=== RAW DATA ===
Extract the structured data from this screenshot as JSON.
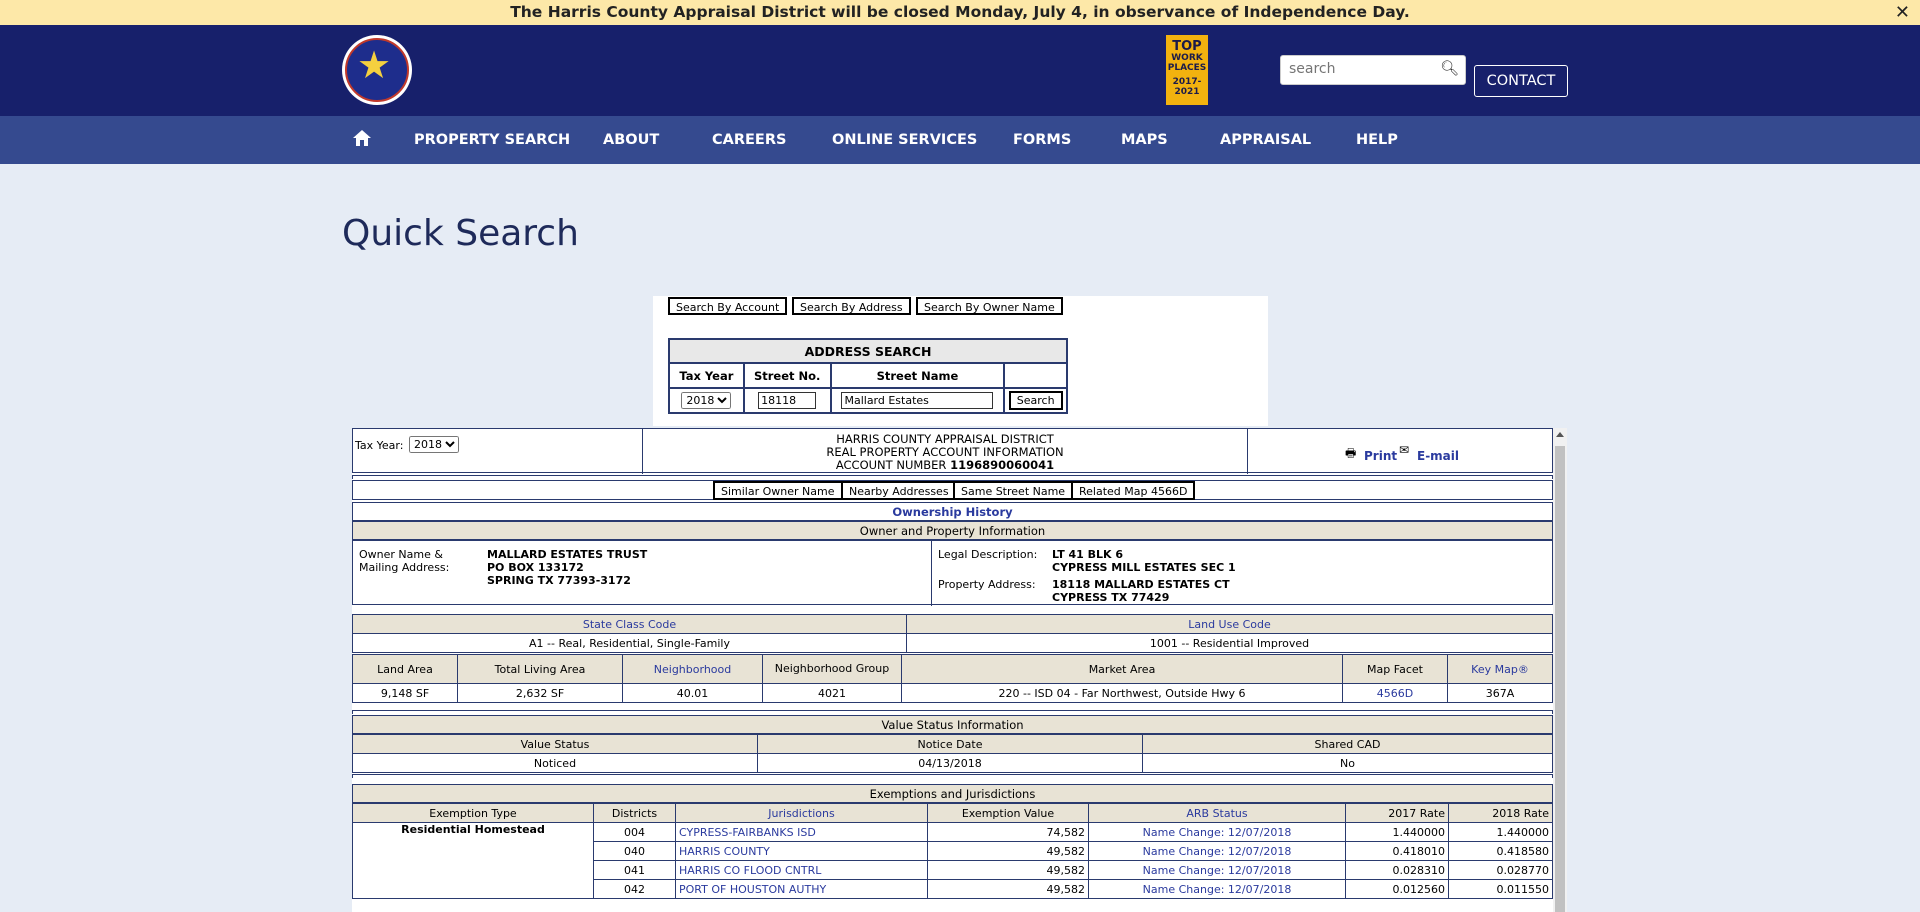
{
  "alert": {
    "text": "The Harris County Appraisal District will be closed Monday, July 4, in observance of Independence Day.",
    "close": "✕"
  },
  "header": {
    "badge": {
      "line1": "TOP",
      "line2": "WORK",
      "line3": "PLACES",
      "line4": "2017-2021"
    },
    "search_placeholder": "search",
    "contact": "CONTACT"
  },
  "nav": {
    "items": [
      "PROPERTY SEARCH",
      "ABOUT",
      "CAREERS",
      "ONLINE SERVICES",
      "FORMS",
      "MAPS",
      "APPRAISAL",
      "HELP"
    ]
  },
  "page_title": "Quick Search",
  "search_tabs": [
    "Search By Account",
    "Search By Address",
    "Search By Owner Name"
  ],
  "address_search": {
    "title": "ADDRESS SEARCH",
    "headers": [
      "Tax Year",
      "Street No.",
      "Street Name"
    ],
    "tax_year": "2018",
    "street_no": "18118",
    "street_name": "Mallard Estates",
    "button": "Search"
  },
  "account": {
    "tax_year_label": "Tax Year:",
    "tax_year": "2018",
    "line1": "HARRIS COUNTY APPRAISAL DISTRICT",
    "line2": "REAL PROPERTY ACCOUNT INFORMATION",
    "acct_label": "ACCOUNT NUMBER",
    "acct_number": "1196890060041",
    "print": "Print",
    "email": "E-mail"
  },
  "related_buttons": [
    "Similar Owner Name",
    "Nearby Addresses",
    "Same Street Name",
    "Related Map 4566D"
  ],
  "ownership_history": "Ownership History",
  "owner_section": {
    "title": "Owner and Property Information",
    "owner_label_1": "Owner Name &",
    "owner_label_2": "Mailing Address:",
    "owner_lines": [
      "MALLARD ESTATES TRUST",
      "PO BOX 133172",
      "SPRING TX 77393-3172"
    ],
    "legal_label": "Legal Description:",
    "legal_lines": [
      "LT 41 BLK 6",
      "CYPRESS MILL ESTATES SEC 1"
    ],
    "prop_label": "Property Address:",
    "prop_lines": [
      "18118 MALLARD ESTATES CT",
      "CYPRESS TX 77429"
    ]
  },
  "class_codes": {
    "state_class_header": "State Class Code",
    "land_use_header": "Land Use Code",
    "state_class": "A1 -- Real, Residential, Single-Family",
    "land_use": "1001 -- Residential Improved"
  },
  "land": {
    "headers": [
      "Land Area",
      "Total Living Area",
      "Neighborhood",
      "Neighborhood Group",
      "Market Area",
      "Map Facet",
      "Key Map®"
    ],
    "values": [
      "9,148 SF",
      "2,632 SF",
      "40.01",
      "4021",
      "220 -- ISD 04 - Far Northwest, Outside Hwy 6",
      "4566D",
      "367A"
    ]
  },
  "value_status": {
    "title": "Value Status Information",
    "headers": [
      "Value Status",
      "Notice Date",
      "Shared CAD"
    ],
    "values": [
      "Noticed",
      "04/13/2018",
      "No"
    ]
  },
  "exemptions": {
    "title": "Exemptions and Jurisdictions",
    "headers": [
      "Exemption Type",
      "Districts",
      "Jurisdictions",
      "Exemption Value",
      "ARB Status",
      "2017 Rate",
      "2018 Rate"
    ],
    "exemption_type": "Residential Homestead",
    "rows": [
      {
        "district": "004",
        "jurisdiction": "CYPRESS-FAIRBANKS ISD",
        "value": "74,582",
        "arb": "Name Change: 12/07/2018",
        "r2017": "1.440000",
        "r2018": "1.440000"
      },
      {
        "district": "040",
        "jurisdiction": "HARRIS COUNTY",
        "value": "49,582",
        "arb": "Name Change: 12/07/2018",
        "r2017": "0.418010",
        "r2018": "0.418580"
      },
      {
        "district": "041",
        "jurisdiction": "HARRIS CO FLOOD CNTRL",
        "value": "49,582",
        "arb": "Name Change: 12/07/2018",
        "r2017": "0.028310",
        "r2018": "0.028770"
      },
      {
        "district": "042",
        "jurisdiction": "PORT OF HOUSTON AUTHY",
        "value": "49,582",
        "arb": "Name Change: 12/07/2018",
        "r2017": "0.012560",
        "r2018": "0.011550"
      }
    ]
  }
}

---

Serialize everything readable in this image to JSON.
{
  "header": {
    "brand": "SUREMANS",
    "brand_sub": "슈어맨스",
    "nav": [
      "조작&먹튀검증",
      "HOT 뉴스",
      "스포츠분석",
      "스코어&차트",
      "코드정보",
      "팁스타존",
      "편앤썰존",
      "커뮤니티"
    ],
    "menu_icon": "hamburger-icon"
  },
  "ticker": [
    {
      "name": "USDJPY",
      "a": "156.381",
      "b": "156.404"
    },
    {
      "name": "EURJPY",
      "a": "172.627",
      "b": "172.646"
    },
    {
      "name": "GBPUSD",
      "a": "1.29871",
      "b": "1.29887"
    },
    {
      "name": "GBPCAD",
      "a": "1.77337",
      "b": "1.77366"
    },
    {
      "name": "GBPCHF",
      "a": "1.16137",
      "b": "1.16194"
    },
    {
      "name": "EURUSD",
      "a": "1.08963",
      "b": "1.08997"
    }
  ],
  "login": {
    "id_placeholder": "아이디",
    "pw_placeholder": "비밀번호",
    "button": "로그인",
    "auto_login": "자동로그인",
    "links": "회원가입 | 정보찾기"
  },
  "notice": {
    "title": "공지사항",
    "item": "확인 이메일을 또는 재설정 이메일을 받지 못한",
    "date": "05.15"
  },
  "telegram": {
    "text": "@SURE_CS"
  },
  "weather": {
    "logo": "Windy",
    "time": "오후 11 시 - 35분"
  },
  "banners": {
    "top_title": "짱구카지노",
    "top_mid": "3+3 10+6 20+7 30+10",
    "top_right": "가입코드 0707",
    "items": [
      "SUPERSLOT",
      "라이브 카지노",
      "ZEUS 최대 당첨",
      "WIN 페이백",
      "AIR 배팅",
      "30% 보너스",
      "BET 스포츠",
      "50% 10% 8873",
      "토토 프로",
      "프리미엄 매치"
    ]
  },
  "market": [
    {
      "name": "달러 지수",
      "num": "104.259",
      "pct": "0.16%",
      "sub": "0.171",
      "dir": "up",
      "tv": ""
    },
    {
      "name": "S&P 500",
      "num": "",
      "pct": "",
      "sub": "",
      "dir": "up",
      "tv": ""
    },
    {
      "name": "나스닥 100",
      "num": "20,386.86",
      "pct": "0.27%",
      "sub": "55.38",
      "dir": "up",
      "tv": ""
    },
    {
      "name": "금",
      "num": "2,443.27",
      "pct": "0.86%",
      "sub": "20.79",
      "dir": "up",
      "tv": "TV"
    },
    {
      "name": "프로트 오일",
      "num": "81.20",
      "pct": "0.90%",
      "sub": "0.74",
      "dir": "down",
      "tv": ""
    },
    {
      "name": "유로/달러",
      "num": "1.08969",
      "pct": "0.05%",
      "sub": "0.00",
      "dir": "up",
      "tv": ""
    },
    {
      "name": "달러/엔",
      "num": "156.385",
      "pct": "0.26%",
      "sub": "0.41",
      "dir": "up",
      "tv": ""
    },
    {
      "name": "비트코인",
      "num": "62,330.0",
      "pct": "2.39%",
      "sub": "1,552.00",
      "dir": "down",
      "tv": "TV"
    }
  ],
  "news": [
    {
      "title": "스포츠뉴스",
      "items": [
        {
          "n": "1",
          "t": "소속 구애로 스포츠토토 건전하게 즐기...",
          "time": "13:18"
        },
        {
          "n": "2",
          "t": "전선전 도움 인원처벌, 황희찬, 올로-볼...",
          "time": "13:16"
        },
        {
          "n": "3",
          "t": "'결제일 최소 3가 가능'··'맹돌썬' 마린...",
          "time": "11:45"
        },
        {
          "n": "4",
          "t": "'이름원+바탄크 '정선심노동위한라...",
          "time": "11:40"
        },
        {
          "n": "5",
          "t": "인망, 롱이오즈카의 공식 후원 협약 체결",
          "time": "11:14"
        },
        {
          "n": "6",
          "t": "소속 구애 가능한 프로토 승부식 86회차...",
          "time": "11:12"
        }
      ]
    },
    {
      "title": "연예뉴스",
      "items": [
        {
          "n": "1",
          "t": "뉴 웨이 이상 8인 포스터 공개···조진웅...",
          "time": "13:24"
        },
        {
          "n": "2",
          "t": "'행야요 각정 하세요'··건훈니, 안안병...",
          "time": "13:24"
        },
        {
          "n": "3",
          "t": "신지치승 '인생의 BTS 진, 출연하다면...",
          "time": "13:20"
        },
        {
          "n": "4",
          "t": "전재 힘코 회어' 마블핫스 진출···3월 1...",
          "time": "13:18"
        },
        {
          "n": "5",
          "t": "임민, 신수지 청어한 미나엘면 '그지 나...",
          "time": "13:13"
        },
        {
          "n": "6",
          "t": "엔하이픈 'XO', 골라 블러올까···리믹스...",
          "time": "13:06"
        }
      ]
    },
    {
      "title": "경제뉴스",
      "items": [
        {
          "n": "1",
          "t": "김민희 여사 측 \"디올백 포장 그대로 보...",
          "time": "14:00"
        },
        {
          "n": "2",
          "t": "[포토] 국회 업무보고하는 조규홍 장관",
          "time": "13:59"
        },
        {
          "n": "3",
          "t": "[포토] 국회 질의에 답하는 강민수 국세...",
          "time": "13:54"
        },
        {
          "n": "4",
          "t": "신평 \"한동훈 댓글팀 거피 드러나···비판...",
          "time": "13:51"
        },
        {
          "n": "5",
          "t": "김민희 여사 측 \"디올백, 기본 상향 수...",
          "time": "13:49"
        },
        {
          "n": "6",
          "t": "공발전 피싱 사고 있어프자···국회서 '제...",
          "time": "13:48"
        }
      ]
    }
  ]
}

=== THE TASK ===
Copy all lines in the listing above where the string "CYPRESS" appears.

=== WORKED SOLUTION ===
      "CYPRESS MILL ESTATES SEC 1"
      "CYPRESS TX 77429"
        "jurisdiction": "CYPRESS-FAIRBANKS ISD",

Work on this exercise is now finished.